▶ Do this
Check each line below for "ylabel" and report how many have it, nothing else.

-- START --

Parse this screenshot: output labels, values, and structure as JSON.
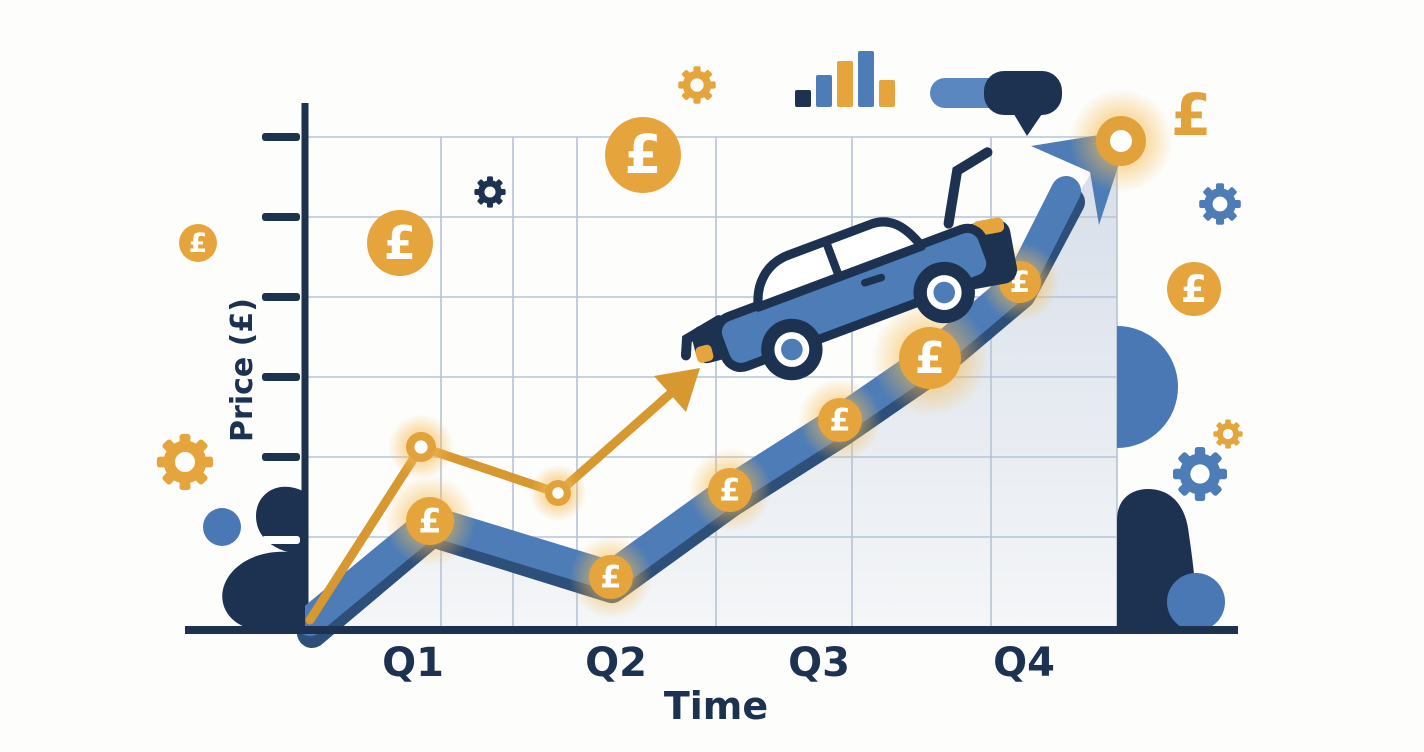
{
  "chart_data": {
    "type": "line",
    "title": "",
    "xlabel": "Time",
    "ylabel": "Price (£)",
    "categories": [
      "Q1",
      "Q2",
      "Q3",
      "Q4"
    ],
    "y_axis": {
      "tick_count": 6,
      "tick_labels": [],
      "range_note": "unlabeled qualitative price axis"
    },
    "grid": true,
    "legend": null,
    "series": [
      {
        "name": "car-price-trend-band",
        "style": "thick-arrow-band",
        "color": "#4d7cb7",
        "x": [
          "start",
          "Q1",
          "Q2",
          "Q2.6",
          "Q3.1",
          "Q3.6",
          "Q4",
          "end-arrow-tip"
        ],
        "values": [
          2,
          22,
          11,
          28,
          42,
          55,
          70,
          99
        ],
        "markers": "pound-coins"
      },
      {
        "name": "secondary-trend-line",
        "style": "thin-arrow-line",
        "color": "#d6982f",
        "x": [
          "start",
          "Q1",
          "Q1.7",
          "Q2.5-arrow-end"
        ],
        "values": [
          2,
          37,
          28,
          52
        ],
        "markers": "ring-dots",
        "note": "small gold arrow pointing at the car"
      }
    ]
  },
  "symbols": {
    "pound": "£"
  },
  "decor": {
    "coin_symbol": "£",
    "bar_icon": {
      "heights": [
        17,
        32,
        46,
        56,
        27
      ],
      "palette": [
        "navy",
        "blue",
        "gold",
        "blue",
        "gold"
      ]
    },
    "icons": [
      "gear-icon",
      "pound-coin-icon",
      "bar-chart-icon",
      "speech-toggle-icon",
      "car-icon",
      "trend-arrow-icon",
      "ring-marker-icon",
      "blob-shape",
      "circle-shape"
    ]
  },
  "colors": {
    "navy": "#1d3150",
    "blue": "#4d7cb7",
    "blue_dark": "#2d4f79",
    "gold": "#e6a53c",
    "gold_deep": "#d6982f",
    "grid": "#b6c3d7",
    "white": "#ffffff",
    "bg": "#fdfdfc"
  }
}
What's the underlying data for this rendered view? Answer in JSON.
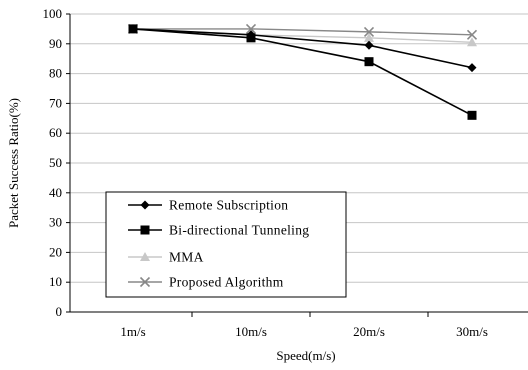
{
  "chart_data": {
    "type": "line",
    "title": "",
    "xlabel": "Speed(m/s)",
    "ylabel": "Packet Success Ratio(%)",
    "categories": [
      "1m/s",
      "10m/s",
      "20m/s",
      "30m/s"
    ],
    "ylim": [
      0,
      100
    ],
    "yticks": [
      0,
      10,
      20,
      30,
      40,
      50,
      60,
      70,
      80,
      90,
      100
    ],
    "grid": "horizontal",
    "legend_position": "lower-left",
    "series": [
      {
        "name": "Remote Subscription",
        "values": [
          95,
          93,
          89.5,
          82
        ],
        "color": "#000000",
        "marker": "diamond"
      },
      {
        "name": "Bi-directional Tunneling",
        "values": [
          95,
          92,
          84,
          66
        ],
        "color": "#000000",
        "marker": "square"
      },
      {
        "name": "MMA",
        "values": [
          95,
          93,
          92,
          90.5
        ],
        "color": "#c8c8c8",
        "marker": "triangle"
      },
      {
        "name": "Proposed Algorithm",
        "values": [
          95,
          95,
          94,
          93
        ],
        "color": "#888888",
        "marker": "x"
      }
    ]
  }
}
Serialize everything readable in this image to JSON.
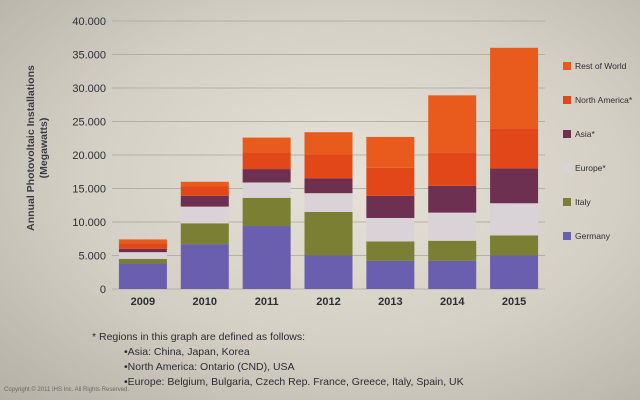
{
  "chart_data": {
    "type": "bar",
    "stacked": true,
    "ylabel": "Annual Photovoltaic Installations (Megawatts)",
    "categories": [
      "2009",
      "2010",
      "2011",
      "2012",
      "2013",
      "2014",
      "2015"
    ],
    "ylim": [
      0,
      40000
    ],
    "yticks": [
      "0",
      "5.000",
      "10.000",
      "15.000",
      "20.000",
      "25.000",
      "30.000",
      "35.000",
      "40.000"
    ],
    "ytick_values": [
      0,
      5000,
      10000,
      15000,
      20000,
      25000,
      30000,
      35000,
      40000
    ],
    "legend_position": "right",
    "grid": true,
    "series": [
      {
        "name": "Germany",
        "color": "#6a5fae",
        "values": [
          3800,
          6700,
          9400,
          5000,
          4200,
          4200,
          5000
        ]
      },
      {
        "name": "Italy",
        "color": "#7a7f33",
        "values": [
          700,
          3100,
          4200,
          6500,
          2900,
          3000,
          3000
        ]
      },
      {
        "name": "Europe*",
        "color": "#d9d2d6",
        "values": [
          1000,
          2500,
          2300,
          2800,
          3500,
          4200,
          4800
        ]
      },
      {
        "name": "Asia*",
        "color": "#6e3050",
        "values": [
          500,
          1600,
          2000,
          2200,
          3300,
          4000,
          5200
        ]
      },
      {
        "name": "North America*",
        "color": "#e2471a",
        "values": [
          800,
          1400,
          2400,
          3500,
          4200,
          5000,
          6000
        ]
      },
      {
        "name": "Rest of World",
        "color": "#e85b1c",
        "values": [
          600,
          700,
          2300,
          3400,
          4600,
          8500,
          12000
        ]
      }
    ]
  },
  "footnote": {
    "heading": "* Regions in this graph are defined as follows:",
    "lines": [
      "•Asia: China, Japan, Korea",
      "•North America: Ontario (CND), USA",
      "•Europe: Belgium, Bulgaria, Czech Rep. France, Greece, Italy, Spain, UK"
    ]
  },
  "copyright": "Copyright © 2011 IHS Inc. All Rights Reserved."
}
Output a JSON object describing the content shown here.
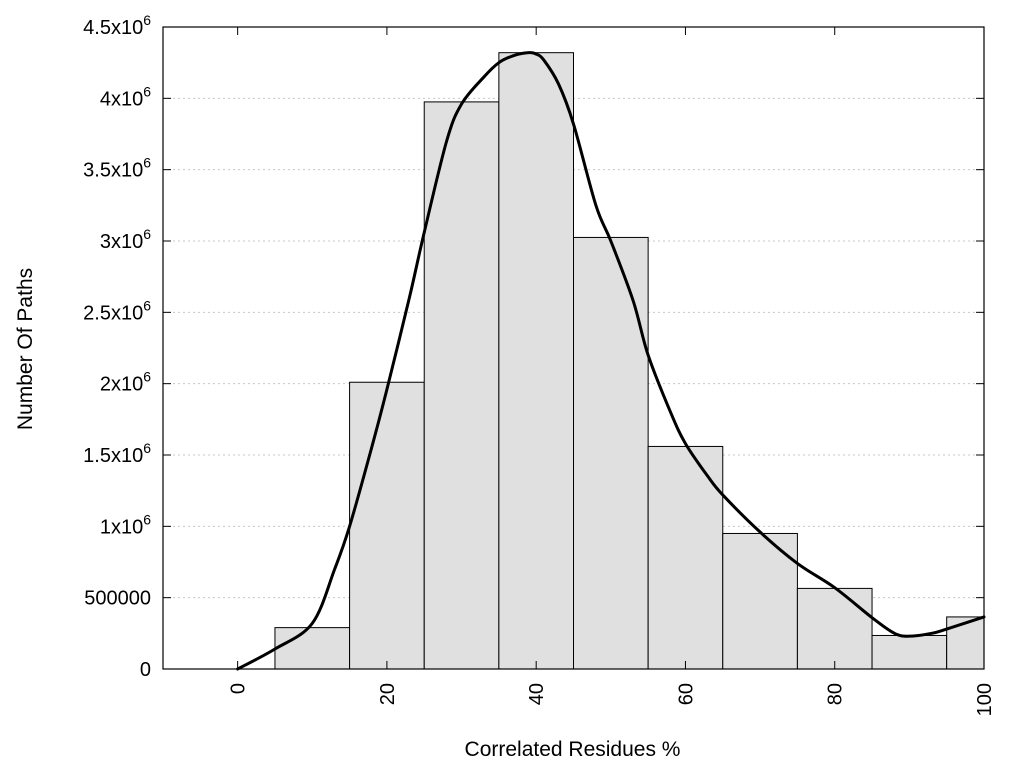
{
  "chart_data": {
    "type": "bar",
    "title": "",
    "xlabel": "Correlated Residues %",
    "ylabel": "Number Of Paths",
    "xlim": [
      -10,
      100
    ],
    "ylim": [
      0,
      4500000
    ],
    "x_ticks": [
      {
        "value": 0,
        "label": "0"
      },
      {
        "value": 20,
        "label": "20"
      },
      {
        "value": 40,
        "label": "40"
      },
      {
        "value": 60,
        "label": "60"
      },
      {
        "value": 80,
        "label": "80"
      },
      {
        "value": 100,
        "label": "100"
      }
    ],
    "y_ticks": [
      {
        "value": 0,
        "mant": "0",
        "exp": ""
      },
      {
        "value": 500000,
        "mant": "500000",
        "exp": ""
      },
      {
        "value": 1000000,
        "mant": "1x10",
        "exp": "6"
      },
      {
        "value": 1500000,
        "mant": "1.5x10",
        "exp": "6"
      },
      {
        "value": 2000000,
        "mant": "2x10",
        "exp": "6"
      },
      {
        "value": 2500000,
        "mant": "2.5x10",
        "exp": "6"
      },
      {
        "value": 3000000,
        "mant": "3x10",
        "exp": "6"
      },
      {
        "value": 3500000,
        "mant": "3.5x10",
        "exp": "6"
      },
      {
        "value": 4000000,
        "mant": "4x10",
        "exp": "6"
      },
      {
        "value": 4500000,
        "mant": "4.5x10",
        "exp": "6"
      }
    ],
    "grid": "horizontal-dotted",
    "bin_width": 10,
    "bins": [
      {
        "center": 10,
        "value": 290000
      },
      {
        "center": 20,
        "value": 2010000
      },
      {
        "center": 30,
        "value": 3975000
      },
      {
        "center": 40,
        "value": 4320000
      },
      {
        "center": 50,
        "value": 3025000
      },
      {
        "center": 60,
        "value": 1560000
      },
      {
        "center": 70,
        "value": 950000
      },
      {
        "center": 80,
        "value": 565000
      },
      {
        "center": 90,
        "value": 235000
      },
      {
        "center": 100,
        "value": 365000
      }
    ],
    "curve": {
      "x": [
        0,
        5,
        10,
        13,
        15,
        18,
        20,
        23,
        25,
        28,
        30,
        33,
        35,
        37,
        39,
        40,
        41,
        43,
        45,
        48,
        50,
        53,
        55,
        58,
        60,
        63,
        65,
        70,
        75,
        80,
        85,
        88,
        90,
        93,
        95,
        100
      ],
      "y": [
        0,
        140000,
        320000,
        700000,
        1000000,
        1560000,
        1960000,
        2600000,
        3060000,
        3700000,
        3960000,
        4150000,
        4250000,
        4300000,
        4320000,
        4310000,
        4270000,
        4100000,
        3820000,
        3250000,
        3000000,
        2580000,
        2200000,
        1800000,
        1580000,
        1350000,
        1220000,
        960000,
        740000,
        570000,
        360000,
        250000,
        230000,
        250000,
        280000,
        365000
      ]
    }
  }
}
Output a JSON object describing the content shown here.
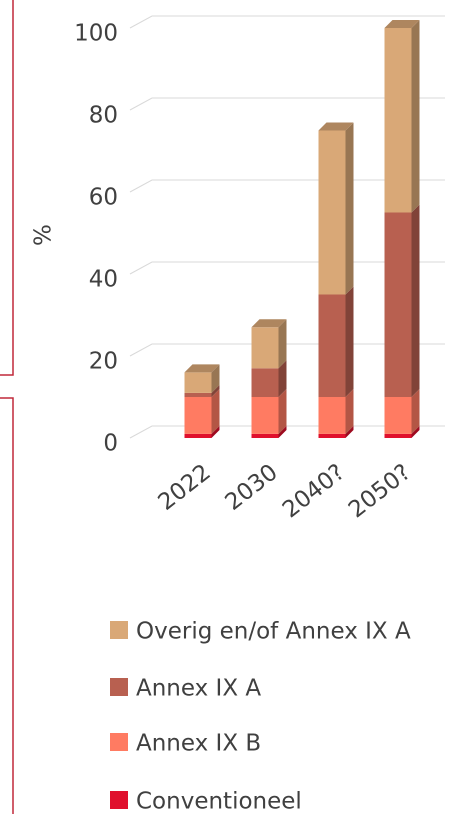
{
  "chart_data": {
    "type": "bar",
    "stacked": true,
    "y_label": "%",
    "categories": [
      "2022",
      "2030",
      "2040?",
      "2050?"
    ],
    "series": [
      {
        "name": "Conventioneel",
        "color": "#e0102d",
        "values": [
          1,
          1,
          1,
          1
        ]
      },
      {
        "name": "Annex IX B",
        "color": "#ff7b62",
        "values": [
          9,
          9,
          9,
          9
        ]
      },
      {
        "name": "Annex IX A",
        "color": "#b86050",
        "values": [
          1,
          7,
          25,
          45
        ]
      },
      {
        "name": "Overig en/of Annex IX A",
        "color": "#d9a877",
        "values": [
          5,
          10,
          40,
          45
        ]
      }
    ],
    "ylim": [
      0,
      100
    ],
    "yticks": [
      0,
      20,
      40,
      60,
      80,
      100
    ],
    "grid": true
  }
}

-- END --

▶ Complete response
4